# start of Data shown

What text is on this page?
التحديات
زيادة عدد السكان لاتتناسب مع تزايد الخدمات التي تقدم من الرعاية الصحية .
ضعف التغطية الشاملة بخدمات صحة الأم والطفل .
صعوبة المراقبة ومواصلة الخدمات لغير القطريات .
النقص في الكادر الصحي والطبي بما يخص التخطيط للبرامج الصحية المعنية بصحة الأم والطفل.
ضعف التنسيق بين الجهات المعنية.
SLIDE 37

# end of Data shown

Transcribe every entry exactly, omitting nothing.

Exercise solution »
What text is on this page?
التحديات
زيادة عدد السكان لاتتناسب مع تزايد الخدمات التي تقدم من الرعاية الصحية .
ضعف التغطية الشاملة بخدمات صحة الأم والطفل .
صعوبة المراقبة ومواصلة الخدمات لغير القطريات .
النقص في الكادر الصحي والطبي بما يخص التخطيط للبرامج الصحية المعنية بصحة الأم والطفل.
ضعف التنسيق بين الجهات المعنية.
SLIDE 37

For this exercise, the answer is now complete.